(Saved entries)
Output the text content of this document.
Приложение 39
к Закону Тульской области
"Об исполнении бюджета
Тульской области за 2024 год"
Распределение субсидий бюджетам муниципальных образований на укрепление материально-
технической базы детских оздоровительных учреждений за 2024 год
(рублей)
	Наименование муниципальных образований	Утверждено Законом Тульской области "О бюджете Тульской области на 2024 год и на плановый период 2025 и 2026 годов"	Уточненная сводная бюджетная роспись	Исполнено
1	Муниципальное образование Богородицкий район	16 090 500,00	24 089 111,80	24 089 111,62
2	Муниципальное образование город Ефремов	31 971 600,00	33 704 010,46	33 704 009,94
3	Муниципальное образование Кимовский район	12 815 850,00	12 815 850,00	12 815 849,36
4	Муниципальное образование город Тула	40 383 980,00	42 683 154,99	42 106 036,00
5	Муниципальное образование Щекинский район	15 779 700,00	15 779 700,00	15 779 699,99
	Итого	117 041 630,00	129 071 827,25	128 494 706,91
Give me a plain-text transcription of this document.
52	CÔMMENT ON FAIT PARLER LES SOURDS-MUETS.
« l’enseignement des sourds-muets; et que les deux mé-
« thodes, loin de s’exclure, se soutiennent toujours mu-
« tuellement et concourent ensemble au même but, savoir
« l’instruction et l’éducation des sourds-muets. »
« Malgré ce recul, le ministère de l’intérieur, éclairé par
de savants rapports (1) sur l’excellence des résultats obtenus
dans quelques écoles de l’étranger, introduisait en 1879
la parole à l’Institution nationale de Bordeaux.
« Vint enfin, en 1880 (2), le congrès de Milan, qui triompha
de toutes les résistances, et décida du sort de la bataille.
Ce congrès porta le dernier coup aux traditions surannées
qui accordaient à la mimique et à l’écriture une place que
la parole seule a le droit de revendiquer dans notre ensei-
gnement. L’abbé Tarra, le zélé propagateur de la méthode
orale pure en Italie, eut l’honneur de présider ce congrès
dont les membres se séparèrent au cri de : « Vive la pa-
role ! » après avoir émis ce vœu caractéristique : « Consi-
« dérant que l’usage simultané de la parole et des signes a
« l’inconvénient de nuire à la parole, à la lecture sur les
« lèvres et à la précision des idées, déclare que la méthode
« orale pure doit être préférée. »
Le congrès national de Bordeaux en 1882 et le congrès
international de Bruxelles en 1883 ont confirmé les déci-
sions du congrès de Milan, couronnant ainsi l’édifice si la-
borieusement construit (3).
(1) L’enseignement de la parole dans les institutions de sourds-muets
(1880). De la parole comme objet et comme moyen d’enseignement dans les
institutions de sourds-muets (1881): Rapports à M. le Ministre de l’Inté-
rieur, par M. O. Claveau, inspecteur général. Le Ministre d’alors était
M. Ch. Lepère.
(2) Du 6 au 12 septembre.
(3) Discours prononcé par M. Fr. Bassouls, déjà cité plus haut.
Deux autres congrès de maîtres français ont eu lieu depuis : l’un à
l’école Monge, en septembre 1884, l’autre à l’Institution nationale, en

# [What to produce]
Answer with a single number: the count of lines holding the word "this".

# [Answer]
2